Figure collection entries
[start]

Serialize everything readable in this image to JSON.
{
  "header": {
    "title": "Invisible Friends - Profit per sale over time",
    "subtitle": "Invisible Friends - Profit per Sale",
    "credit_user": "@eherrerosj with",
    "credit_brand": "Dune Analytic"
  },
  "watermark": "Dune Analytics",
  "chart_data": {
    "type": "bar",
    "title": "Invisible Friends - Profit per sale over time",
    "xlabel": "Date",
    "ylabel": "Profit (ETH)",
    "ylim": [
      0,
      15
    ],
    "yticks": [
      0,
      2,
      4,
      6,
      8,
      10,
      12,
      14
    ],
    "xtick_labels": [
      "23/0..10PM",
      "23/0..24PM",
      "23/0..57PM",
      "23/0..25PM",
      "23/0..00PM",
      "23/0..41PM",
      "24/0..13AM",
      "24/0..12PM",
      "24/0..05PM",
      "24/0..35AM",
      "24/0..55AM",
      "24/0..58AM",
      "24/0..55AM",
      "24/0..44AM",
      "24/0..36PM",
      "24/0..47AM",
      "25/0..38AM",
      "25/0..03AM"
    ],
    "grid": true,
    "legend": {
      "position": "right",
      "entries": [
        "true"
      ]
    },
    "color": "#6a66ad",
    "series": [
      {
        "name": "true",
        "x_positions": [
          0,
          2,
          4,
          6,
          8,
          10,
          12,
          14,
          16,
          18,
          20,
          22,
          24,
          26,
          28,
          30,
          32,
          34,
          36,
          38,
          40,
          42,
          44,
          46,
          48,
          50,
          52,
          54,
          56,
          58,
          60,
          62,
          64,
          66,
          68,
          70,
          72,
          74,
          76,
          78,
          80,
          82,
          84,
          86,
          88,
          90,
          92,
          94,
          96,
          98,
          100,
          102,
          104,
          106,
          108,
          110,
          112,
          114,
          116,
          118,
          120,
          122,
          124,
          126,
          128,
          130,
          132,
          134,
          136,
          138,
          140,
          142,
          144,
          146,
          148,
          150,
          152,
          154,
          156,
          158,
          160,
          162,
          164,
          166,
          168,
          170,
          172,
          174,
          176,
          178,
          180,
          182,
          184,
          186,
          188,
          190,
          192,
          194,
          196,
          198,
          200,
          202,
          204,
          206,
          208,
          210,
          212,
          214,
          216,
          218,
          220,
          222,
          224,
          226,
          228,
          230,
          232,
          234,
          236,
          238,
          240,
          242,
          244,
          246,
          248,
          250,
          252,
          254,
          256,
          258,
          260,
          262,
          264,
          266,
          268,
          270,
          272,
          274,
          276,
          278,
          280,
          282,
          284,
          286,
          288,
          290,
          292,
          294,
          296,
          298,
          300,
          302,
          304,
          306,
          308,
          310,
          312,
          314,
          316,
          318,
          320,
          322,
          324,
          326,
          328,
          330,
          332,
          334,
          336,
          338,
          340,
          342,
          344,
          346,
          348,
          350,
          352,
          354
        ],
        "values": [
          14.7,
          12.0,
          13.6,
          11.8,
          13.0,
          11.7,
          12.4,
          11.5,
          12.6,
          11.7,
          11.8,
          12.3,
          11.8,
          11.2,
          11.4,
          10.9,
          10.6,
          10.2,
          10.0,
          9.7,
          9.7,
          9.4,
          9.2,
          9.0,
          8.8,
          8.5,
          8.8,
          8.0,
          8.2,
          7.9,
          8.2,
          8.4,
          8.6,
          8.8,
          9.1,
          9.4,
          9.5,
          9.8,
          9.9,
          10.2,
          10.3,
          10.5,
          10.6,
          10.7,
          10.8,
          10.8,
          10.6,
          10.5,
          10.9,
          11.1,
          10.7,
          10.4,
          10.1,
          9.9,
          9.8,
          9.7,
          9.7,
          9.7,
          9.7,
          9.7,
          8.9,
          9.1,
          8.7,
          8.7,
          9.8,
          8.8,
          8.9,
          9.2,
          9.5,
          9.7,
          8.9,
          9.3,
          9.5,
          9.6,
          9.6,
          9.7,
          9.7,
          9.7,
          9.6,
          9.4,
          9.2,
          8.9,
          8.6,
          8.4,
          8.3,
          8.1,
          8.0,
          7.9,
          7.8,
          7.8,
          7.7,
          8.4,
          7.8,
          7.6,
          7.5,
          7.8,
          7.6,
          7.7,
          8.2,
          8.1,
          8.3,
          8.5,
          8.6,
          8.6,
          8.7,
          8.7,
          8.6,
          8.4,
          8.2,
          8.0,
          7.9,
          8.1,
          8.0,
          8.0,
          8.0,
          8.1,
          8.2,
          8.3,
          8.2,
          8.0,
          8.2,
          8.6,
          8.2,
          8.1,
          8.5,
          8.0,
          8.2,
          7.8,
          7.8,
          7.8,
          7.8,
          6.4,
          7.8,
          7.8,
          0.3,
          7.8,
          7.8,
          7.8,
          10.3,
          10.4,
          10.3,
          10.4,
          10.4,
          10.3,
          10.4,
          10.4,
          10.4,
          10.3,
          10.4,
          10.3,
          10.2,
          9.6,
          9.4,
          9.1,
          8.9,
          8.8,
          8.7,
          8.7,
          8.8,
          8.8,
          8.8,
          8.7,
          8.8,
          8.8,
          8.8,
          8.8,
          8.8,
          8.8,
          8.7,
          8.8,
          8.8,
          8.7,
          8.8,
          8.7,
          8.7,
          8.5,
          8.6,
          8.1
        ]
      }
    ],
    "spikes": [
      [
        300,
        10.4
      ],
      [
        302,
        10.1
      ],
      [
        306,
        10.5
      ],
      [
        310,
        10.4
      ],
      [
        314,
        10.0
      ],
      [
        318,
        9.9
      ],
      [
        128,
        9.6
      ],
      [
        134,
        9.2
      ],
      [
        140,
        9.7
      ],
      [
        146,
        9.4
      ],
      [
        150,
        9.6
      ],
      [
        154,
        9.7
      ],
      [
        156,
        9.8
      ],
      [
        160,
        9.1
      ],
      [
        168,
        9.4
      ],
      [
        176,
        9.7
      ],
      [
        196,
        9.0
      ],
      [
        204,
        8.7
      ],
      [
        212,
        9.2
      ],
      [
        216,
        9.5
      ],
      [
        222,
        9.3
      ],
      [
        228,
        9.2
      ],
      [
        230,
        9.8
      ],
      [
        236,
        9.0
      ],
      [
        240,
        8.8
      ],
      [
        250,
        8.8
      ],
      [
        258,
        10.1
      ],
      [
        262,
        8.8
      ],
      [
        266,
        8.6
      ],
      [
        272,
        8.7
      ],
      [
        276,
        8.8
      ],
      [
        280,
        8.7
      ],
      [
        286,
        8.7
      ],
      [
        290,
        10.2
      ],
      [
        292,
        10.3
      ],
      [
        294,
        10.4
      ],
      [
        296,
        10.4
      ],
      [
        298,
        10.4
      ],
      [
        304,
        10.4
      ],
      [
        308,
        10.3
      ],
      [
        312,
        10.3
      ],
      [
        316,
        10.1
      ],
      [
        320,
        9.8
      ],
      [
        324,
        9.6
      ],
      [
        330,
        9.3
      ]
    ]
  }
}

[end]

## Problem statement:
From the entries, copy out each line containing the word "Profit".

## Written answer:
    "title": "Invisible Friends - Profit per sale over time",
    "subtitle": "Invisible Friends - Profit per Sale",
    "title": "Invisible Friends - Profit per sale over time",
    "ylabel": "Profit (ETH)",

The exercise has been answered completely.